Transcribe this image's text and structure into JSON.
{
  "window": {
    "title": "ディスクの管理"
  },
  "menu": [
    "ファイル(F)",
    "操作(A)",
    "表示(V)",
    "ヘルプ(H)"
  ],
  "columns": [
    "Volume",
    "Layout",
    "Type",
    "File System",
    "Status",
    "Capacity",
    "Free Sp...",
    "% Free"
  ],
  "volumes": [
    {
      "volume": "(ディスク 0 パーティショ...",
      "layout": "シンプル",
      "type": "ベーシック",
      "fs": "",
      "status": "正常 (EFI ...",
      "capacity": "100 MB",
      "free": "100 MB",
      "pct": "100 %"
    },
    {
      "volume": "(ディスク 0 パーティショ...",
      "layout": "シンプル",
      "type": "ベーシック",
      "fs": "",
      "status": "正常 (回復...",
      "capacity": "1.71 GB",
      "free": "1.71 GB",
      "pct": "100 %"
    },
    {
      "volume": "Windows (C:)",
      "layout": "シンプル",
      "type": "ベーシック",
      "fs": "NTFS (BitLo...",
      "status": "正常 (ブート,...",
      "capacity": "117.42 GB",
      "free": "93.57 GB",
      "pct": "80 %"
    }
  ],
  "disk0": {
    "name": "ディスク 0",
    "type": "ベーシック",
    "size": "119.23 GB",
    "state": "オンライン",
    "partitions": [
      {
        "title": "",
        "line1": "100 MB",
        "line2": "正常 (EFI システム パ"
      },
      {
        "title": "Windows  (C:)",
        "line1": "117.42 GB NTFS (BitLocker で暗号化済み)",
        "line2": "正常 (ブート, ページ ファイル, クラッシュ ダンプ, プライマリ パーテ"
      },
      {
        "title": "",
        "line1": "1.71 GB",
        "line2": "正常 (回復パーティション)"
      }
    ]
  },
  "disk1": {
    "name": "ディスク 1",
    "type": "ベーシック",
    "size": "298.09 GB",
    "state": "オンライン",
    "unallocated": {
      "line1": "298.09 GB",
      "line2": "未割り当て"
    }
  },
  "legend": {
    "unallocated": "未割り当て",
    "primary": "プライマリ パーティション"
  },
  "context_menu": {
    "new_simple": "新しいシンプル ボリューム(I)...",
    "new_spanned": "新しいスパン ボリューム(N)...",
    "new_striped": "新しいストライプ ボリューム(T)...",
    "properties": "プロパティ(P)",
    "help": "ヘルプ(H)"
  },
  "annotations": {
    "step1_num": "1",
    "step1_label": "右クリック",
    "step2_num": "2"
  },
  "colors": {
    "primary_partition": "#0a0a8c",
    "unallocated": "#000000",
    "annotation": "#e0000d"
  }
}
--------------------
## Exercise requirements
Take the data above and return it exactly.

## Result
Transcribe this image's text and structure into JSON.
{
  "window": {
    "title": "ディスクの管理"
  },
  "menu": [
    "ファイル(F)",
    "操作(A)",
    "表示(V)",
    "ヘルプ(H)"
  ],
  "columns": [
    "Volume",
    "Layout",
    "Type",
    "File System",
    "Status",
    "Capacity",
    "Free Sp...",
    "% Free"
  ],
  "volumes": [
    {
      "volume": "(ディスク 0 パーティショ...",
      "layout": "シンプル",
      "type": "ベーシック",
      "fs": "",
      "status": "正常 (EFI ...",
      "capacity": "100 MB",
      "free": "100 MB",
      "pct": "100 %"
    },
    {
      "volume": "(ディスク 0 パーティショ...",
      "layout": "シンプル",
      "type": "ベーシック",
      "fs": "",
      "status": "正常 (回復...",
      "capacity": "1.71 GB",
      "free": "1.71 GB",
      "pct": "100 %"
    },
    {
      "volume": "Windows (C:)",
      "layout": "シンプル",
      "type": "ベーシック",
      "fs": "NTFS (BitLo...",
      "status": "正常 (ブート,...",
      "capacity": "117.42 GB",
      "free": "93.57 GB",
      "pct": "80 %"
    }
  ],
  "disk0": {
    "name": "ディスク 0",
    "type": "ベーシック",
    "size": "119.23 GB",
    "state": "オンライン",
    "partitions": [
      {
        "title": "",
        "line1": "100 MB",
        "line2": "正常 (EFI システム パ"
      },
      {
        "title": "Windows  (C:)",
        "line1": "117.42 GB NTFS (BitLocker で暗号化済み)",
        "line2": "正常 (ブート, ページ ファイル, クラッシュ ダンプ, プライマリ パーテ"
      },
      {
        "title": "",
        "line1": "1.71 GB",
        "line2": "正常 (回復パーティション)"
      }
    ]
  },
  "disk1": {
    "name": "ディスク 1",
    "type": "ベーシック",
    "size": "298.09 GB",
    "state": "オンライン",
    "unallocated": {
      "line1": "298.09 GB",
      "line2": "未割り当て"
    }
  },
  "legend": {
    "unallocated": "未割り当て",
    "primary": "プライマリ パーティション"
  },
  "context_menu": {
    "new_simple": "新しいシンプル ボリューム(I)...",
    "new_spanned": "新しいスパン ボリューム(N)...",
    "new_striped": "新しいストライプ ボリューム(T)...",
    "properties": "プロパティ(P)",
    "help": "ヘルプ(H)"
  },
  "annotations": {
    "step1_num": "1",
    "step1_label": "右クリック",
    "step2_num": "2"
  },
  "colors": {
    "primary_partition": "#0a0a8c",
    "unallocated": "#000000",
    "annotation": "#e0000d"
  }
}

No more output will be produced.